▸ **What is being asked**: Give only a count of the lines that include the string "favicon".

============================================================

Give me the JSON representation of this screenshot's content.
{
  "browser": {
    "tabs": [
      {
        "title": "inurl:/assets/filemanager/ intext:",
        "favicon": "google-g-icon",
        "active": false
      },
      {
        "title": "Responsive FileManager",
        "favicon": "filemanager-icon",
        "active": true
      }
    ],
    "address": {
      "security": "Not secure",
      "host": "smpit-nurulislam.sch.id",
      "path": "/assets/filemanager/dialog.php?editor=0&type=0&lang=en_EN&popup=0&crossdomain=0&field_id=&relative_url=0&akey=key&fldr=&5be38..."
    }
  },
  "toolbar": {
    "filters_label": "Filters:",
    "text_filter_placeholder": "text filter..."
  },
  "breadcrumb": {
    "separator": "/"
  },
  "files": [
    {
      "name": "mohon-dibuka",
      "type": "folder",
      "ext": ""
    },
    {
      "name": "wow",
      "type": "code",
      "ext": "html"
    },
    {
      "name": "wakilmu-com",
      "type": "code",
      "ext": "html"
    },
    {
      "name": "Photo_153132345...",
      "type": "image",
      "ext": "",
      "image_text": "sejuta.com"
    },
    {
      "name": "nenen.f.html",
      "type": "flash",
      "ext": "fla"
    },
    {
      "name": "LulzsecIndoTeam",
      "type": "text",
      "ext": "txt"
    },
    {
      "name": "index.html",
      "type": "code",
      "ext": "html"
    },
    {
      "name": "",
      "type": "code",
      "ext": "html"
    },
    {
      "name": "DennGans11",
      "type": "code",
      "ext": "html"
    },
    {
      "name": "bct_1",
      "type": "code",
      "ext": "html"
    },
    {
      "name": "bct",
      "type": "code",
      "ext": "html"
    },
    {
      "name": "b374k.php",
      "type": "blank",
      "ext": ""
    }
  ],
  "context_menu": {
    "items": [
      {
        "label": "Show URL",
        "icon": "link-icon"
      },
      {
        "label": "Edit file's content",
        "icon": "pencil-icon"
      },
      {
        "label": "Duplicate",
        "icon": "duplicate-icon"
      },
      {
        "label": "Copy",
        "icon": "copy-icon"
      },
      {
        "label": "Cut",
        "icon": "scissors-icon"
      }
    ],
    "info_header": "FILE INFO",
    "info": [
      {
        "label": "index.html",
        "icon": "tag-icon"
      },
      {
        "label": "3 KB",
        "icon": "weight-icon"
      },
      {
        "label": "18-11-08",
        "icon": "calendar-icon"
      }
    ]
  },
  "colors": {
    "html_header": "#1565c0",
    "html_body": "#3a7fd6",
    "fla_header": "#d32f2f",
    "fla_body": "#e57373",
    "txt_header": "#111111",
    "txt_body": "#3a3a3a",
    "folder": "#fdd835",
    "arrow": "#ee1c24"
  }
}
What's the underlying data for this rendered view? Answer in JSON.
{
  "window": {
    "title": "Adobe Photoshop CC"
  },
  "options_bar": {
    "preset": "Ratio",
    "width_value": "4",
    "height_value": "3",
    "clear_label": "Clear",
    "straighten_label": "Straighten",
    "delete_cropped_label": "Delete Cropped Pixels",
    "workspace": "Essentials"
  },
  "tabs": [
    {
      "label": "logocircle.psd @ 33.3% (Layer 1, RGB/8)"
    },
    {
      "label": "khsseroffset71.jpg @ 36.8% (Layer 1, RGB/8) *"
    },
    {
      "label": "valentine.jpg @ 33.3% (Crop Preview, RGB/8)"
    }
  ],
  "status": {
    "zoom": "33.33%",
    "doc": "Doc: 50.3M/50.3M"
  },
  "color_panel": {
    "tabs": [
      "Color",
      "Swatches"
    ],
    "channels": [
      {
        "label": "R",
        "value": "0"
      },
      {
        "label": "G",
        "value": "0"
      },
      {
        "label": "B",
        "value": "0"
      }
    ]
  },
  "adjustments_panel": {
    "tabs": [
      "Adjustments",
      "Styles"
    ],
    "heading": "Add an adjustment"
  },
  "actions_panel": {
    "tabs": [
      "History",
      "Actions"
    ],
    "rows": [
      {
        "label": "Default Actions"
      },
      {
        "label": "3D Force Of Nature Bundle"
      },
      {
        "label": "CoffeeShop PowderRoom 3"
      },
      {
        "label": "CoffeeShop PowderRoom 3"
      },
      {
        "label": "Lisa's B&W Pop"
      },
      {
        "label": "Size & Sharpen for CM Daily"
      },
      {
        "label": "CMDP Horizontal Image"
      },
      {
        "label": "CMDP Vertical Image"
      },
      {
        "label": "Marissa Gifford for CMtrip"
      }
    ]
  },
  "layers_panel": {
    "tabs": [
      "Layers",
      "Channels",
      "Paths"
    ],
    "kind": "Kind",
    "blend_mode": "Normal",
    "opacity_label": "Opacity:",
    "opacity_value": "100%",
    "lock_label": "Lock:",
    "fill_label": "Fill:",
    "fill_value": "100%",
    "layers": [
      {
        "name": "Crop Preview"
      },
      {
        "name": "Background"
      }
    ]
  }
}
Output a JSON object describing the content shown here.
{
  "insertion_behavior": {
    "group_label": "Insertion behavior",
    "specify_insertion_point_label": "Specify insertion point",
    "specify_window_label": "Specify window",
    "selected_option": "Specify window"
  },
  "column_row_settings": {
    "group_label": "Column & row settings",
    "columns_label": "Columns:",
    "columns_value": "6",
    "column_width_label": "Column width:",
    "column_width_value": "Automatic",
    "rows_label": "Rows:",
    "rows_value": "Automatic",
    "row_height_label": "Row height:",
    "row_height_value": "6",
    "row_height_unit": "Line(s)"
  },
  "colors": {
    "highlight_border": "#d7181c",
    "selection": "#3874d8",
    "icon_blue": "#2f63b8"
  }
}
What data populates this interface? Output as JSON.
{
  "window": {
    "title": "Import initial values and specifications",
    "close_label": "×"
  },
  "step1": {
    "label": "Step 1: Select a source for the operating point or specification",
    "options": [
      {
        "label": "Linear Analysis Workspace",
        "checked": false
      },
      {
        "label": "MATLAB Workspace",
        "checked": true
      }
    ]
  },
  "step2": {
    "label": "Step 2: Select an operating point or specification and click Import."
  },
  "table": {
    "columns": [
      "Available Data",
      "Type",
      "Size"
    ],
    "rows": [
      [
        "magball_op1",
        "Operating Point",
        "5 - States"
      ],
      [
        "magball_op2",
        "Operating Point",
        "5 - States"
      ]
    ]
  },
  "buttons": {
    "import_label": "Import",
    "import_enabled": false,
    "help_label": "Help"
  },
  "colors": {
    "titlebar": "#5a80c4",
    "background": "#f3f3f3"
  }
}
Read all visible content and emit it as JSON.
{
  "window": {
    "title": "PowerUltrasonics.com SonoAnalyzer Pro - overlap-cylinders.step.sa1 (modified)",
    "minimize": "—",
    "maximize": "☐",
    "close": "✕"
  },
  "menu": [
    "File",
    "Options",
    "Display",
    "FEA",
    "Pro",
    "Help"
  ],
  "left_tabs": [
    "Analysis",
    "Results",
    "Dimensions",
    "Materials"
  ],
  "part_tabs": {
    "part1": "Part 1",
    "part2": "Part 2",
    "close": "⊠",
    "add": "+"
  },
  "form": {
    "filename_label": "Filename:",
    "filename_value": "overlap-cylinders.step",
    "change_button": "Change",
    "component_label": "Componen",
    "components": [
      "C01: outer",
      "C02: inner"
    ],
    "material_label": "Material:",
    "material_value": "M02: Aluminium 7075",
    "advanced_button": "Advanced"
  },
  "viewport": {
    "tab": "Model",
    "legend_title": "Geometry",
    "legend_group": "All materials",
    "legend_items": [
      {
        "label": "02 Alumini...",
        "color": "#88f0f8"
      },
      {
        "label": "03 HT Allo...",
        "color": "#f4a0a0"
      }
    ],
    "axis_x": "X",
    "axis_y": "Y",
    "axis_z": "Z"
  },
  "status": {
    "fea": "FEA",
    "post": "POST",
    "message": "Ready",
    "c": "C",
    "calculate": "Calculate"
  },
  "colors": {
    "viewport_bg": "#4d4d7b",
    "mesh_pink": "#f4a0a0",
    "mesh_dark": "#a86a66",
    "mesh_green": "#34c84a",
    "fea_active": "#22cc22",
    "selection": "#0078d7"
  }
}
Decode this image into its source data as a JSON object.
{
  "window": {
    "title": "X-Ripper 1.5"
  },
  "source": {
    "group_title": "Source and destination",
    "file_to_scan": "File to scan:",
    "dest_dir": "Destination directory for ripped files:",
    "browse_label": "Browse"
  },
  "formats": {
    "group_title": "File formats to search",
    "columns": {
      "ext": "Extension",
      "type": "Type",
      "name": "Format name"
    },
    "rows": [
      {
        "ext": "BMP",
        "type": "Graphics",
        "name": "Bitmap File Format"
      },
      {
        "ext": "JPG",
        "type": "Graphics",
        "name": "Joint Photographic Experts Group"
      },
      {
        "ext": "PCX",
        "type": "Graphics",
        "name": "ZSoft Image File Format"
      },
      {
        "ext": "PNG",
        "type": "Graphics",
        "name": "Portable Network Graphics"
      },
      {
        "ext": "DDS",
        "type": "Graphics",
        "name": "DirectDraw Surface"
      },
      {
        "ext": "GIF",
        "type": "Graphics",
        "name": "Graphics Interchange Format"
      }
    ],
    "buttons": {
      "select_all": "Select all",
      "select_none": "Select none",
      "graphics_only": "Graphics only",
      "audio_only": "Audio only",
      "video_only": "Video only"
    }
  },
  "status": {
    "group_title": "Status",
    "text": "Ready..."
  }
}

============================================================

▸ **Task solution**: 2